» **GOAL**: Identify every line containing the word "Unlimited" and reproduce each one.

# # #

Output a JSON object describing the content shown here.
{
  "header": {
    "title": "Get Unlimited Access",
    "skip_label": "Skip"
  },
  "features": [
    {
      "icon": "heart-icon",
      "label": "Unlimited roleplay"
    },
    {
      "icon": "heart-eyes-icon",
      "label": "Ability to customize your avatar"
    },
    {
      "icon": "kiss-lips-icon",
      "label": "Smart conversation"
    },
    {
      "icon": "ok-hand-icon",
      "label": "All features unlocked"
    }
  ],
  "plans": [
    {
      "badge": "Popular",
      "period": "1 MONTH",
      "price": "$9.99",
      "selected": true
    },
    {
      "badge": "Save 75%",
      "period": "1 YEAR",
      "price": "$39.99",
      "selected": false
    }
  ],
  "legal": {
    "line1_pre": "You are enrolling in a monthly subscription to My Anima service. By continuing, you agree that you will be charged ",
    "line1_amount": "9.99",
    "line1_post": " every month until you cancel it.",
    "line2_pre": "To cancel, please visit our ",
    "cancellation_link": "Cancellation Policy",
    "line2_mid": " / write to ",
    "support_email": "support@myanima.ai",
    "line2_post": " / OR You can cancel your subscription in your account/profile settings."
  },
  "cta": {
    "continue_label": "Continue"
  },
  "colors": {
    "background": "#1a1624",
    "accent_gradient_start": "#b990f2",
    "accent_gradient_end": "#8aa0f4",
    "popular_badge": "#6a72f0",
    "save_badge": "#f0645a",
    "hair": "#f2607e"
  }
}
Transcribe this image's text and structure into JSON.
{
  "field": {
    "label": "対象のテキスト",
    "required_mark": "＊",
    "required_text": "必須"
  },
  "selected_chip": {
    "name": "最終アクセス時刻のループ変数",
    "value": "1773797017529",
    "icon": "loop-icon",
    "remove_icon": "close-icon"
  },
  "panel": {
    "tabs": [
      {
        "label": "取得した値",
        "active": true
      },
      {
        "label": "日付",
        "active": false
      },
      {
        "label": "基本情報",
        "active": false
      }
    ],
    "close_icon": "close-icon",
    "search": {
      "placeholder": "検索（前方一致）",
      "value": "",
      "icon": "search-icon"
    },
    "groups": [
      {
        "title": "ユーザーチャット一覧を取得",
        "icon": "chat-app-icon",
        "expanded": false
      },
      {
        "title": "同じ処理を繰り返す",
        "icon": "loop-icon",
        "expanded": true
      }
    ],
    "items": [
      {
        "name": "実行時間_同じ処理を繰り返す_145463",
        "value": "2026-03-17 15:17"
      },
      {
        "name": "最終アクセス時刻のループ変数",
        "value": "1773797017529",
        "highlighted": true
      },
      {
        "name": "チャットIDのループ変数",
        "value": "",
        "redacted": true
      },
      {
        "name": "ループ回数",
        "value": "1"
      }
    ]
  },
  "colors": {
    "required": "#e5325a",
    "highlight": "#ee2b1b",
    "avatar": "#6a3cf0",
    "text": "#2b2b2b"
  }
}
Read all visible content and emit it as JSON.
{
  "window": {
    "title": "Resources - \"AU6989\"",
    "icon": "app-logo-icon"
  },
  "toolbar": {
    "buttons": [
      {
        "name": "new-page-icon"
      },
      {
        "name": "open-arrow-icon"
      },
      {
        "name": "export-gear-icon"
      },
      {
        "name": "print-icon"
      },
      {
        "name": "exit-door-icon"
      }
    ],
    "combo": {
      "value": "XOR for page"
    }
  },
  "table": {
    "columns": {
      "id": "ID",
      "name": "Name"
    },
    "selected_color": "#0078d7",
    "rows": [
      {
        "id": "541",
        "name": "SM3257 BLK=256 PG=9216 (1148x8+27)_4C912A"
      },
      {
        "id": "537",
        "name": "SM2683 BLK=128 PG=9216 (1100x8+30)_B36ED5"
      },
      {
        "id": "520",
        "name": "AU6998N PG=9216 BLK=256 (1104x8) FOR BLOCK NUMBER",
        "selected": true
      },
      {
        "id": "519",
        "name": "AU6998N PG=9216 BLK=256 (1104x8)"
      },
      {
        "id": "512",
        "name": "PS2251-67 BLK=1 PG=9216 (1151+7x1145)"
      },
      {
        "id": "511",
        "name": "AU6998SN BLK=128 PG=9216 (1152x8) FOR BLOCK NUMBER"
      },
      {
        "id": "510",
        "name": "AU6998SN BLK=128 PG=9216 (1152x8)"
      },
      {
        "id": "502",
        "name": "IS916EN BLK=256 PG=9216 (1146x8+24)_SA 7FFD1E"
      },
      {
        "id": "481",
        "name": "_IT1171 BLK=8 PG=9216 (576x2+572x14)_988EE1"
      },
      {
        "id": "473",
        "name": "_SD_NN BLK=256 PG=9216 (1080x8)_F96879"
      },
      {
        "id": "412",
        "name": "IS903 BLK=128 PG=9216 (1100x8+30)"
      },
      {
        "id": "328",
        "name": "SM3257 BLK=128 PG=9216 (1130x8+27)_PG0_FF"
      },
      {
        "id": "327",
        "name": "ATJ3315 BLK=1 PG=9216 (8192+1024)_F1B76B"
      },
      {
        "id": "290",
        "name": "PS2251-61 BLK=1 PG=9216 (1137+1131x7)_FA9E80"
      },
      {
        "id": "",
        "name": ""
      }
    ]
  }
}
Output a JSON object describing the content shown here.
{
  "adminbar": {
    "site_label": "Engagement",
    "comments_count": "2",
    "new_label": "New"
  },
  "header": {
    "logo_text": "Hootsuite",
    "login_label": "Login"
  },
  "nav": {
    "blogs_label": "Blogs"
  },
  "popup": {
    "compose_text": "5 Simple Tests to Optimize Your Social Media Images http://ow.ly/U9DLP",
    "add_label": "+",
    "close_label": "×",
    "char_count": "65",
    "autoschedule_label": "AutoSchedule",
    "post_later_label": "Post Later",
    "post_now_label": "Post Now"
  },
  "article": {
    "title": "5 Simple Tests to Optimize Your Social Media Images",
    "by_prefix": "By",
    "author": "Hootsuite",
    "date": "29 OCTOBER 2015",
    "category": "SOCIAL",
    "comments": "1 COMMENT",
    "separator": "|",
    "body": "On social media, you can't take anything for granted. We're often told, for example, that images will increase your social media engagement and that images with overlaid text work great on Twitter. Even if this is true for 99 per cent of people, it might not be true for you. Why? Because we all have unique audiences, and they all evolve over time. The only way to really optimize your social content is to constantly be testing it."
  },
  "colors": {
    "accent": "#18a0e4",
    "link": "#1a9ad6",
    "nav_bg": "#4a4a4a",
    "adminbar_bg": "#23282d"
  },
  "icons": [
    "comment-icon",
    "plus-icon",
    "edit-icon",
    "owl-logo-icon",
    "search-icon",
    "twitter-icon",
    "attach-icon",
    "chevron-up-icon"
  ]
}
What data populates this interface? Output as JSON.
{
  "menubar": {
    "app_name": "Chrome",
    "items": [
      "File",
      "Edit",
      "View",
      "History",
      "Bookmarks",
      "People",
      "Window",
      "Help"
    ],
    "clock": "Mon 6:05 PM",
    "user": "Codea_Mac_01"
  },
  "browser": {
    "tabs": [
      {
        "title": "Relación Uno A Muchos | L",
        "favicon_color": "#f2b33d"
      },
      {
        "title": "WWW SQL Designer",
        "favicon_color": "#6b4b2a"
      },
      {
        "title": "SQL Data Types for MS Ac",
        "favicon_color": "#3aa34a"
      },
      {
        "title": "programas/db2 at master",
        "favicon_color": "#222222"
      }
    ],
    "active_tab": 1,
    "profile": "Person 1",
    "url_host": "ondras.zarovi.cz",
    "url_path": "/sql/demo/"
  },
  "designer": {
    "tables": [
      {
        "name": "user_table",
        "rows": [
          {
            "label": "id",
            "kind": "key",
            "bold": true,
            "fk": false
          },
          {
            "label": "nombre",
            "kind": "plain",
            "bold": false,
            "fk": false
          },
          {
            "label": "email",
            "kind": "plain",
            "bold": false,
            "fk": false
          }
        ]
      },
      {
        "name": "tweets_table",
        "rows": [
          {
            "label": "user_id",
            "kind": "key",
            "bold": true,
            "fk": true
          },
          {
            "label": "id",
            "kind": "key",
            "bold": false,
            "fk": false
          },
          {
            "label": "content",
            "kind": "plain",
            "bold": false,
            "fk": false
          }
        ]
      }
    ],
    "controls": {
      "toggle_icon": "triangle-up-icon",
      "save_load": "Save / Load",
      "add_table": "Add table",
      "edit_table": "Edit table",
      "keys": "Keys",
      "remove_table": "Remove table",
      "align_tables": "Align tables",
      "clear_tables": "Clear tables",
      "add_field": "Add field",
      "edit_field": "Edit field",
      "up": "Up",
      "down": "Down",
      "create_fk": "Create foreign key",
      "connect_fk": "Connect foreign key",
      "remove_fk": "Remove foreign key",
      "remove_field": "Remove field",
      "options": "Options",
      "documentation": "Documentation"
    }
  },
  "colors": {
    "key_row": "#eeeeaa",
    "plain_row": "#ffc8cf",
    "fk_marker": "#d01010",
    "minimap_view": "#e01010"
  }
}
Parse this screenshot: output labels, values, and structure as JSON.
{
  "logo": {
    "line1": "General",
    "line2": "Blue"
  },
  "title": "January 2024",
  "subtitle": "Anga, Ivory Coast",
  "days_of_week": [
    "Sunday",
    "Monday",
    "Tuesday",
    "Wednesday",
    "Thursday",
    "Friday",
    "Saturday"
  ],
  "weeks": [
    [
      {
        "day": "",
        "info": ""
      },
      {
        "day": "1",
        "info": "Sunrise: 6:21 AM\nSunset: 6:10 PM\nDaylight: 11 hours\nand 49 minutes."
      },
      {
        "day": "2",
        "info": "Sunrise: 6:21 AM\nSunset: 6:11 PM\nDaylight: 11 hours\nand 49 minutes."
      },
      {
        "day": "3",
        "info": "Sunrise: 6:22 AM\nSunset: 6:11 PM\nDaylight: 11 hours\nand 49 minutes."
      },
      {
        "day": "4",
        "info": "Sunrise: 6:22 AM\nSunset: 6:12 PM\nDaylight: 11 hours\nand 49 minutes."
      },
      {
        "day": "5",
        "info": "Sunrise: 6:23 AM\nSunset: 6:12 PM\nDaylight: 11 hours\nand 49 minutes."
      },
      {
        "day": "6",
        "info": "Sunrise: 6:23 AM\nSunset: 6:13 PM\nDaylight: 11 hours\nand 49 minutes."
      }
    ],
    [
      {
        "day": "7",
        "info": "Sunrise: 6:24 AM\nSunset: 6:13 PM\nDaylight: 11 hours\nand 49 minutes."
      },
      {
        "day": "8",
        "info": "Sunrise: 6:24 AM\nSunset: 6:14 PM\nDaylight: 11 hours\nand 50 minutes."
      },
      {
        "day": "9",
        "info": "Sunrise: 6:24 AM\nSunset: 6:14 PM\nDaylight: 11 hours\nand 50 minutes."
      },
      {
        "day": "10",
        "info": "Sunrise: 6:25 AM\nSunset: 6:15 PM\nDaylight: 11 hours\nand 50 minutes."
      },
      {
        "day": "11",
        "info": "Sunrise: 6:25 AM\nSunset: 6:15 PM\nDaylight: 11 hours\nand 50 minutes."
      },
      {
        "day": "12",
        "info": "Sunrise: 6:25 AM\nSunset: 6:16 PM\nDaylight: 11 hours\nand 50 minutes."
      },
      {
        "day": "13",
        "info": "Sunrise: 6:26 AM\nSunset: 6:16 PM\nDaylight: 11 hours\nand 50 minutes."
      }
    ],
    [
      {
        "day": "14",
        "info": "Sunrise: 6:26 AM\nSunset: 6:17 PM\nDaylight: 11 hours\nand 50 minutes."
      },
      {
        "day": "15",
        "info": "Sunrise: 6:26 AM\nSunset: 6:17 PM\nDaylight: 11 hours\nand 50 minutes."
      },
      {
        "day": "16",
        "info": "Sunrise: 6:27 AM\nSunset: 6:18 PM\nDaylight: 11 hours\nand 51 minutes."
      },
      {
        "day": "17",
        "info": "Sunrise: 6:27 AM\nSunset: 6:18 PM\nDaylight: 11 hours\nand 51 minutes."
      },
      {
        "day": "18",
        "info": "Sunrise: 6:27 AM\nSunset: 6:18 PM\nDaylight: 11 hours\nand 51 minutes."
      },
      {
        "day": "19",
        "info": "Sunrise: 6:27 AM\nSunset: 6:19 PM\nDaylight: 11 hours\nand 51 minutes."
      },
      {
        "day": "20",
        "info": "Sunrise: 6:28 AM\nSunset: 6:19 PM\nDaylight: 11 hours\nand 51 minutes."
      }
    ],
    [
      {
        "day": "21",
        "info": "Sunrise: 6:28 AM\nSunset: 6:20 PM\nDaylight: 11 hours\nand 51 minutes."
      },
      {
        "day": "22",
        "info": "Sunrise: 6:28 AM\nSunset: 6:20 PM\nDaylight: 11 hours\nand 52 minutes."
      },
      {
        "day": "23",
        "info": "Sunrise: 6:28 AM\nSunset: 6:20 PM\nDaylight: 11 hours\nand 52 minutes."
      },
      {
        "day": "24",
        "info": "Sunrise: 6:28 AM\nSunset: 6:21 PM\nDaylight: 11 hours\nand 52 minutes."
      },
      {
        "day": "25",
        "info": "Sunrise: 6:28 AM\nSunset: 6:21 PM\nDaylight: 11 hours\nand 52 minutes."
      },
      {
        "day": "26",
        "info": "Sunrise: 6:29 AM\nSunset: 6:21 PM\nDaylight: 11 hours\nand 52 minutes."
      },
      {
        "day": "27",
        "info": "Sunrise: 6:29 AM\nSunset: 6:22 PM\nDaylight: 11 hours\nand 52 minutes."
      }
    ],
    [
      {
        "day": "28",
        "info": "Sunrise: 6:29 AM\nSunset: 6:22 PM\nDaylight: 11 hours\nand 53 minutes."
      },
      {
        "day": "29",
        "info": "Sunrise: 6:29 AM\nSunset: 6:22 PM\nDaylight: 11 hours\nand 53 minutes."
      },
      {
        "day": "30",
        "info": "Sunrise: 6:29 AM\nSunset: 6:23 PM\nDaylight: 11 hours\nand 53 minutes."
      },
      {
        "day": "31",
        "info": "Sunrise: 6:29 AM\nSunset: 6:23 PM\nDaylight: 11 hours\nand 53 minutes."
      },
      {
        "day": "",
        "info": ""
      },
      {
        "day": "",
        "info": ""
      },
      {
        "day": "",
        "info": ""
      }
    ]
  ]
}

# # #

» **WRITTEN ANSWER**:
    "title": "Get Unlimited Access",
      "label": "Unlimited roleplay"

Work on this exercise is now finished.